== PROBLEM DESCRIPTION ==
Print all the data, keeping every line exactly as it is.

Collected data:

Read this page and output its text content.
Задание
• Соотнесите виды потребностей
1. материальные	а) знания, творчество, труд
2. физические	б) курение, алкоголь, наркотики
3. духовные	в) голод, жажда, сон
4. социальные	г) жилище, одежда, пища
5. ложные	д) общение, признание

== SOLUTION TO THIS EXERCISE ==
Read this page and output its text content.
Задание
• Соотнесите виды потребностей
1. материальные	а) знания, творчество, труд
2. физические	б) курение, алкоголь, наркотики
3. духовные	в) голод, жажда, сон
4. социальные	г) жилище, одежда, пища
5. ложные	д) общение, признание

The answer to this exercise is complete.